Your goal: Give back all the data exactly, line by line.

***** Records supplied *****

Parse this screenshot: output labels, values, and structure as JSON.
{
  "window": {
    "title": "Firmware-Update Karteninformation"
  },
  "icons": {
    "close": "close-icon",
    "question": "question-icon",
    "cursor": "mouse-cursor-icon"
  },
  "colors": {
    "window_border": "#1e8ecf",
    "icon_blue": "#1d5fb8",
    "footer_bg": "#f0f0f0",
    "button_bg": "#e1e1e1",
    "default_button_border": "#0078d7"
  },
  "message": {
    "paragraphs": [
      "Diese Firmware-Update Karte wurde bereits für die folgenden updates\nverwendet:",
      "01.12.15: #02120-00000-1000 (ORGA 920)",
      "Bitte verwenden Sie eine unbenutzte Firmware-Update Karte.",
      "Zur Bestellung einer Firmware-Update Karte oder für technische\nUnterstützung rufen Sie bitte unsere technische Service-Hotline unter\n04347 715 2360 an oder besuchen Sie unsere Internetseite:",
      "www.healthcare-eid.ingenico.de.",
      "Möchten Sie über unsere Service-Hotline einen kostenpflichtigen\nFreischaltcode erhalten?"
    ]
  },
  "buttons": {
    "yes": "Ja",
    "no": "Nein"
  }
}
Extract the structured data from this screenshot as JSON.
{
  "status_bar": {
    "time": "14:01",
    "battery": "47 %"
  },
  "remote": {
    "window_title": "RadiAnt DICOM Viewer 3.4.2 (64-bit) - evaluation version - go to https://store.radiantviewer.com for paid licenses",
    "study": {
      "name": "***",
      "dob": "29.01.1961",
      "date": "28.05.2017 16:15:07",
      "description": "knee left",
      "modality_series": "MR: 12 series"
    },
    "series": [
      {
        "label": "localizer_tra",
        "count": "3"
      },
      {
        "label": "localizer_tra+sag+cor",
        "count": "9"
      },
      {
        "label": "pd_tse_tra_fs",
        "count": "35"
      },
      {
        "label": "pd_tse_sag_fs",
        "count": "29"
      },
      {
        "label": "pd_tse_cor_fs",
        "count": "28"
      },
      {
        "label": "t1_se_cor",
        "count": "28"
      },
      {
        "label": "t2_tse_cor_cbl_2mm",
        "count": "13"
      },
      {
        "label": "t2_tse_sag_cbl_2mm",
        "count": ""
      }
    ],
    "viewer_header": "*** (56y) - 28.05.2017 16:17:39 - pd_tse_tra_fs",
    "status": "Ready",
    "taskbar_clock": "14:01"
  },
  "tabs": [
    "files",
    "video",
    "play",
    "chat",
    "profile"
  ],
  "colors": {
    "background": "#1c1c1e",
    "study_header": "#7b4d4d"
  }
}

*****

Answer to this task:
Parse this screenshot: output labels, values, and structure as JSON.
{
  "window": {
    "title": "Firmware-Update Karteninformation"
  },
  "icons": {
    "close": "close-icon",
    "question": "question-icon",
    "cursor": "mouse-cursor-icon"
  },
  "colors": {
    "window_border": "#1e8ecf",
    "icon_blue": "#1d5fb8",
    "footer_bg": "#f0f0f0",
    "button_bg": "#e1e1e1",
    "default_button_border": "#0078d7"
  },
  "message": {
    "paragraphs": [
      "Diese Firmware-Update Karte wurde bereits für die folgenden updates\nverwendet:",
      "01.12.15: #02120-00000-1000 (ORGA 920)",
      "Bitte verwenden Sie eine unbenutzte Firmware-Update Karte.",
      "Zur Bestellung einer Firmware-Update Karte oder für technische\nUnterstützung rufen Sie bitte unsere technische Service-Hotline unter\n04347 715 2360 an oder besuchen Sie unsere Internetseite:",
      "www.healthcare-eid.ingenico.de.",
      "Möchten Sie über unsere Service-Hotline einen kostenpflichtigen\nFreischaltcode erhalten?"
    ]
  },
  "buttons": {
    "yes": "Ja",
    "no": "Nein"
  }
}
Extract the structured data from this screenshot as JSON.
{
  "status_bar": {
    "time": "14:01",
    "battery": "47 %"
  },
  "remote": {
    "window_title": "RadiAnt DICOM Viewer 3.4.2 (64-bit) - evaluation version - go to https://store.radiantviewer.com for paid licenses",
    "study": {
      "name": "***",
      "dob": "29.01.1961",
      "date": "28.05.2017 16:15:07",
      "description": "knee left",
      "modality_series": "MR: 12 series"
    },
    "series": [
      {
        "label": "localizer_tra",
        "count": "3"
      },
      {
        "label": "localizer_tra+sag+cor",
        "count": "9"
      },
      {
        "label": "pd_tse_tra_fs",
        "count": "35"
      },
      {
        "label": "pd_tse_sag_fs",
        "count": "29"
      },
      {
        "label": "pd_tse_cor_fs",
        "count": "28"
      },
      {
        "label": "t1_se_cor",
        "count": "28"
      },
      {
        "label": "t2_tse_cor_cbl_2mm",
        "count": "13"
      },
      {
        "label": "t2_tse_sag_cbl_2mm",
        "count": ""
      }
    ],
    "viewer_header": "*** (56y) - 28.05.2017 16:17:39 - pd_tse_tra_fs",
    "status": "Ready",
    "taskbar_clock": "14:01"
  },
  "tabs": [
    "files",
    "video",
    "play",
    "chat",
    "profile"
  ],
  "colors": {
    "background": "#1c1c1e",
    "study_header": "#7b4d4d"
  }
}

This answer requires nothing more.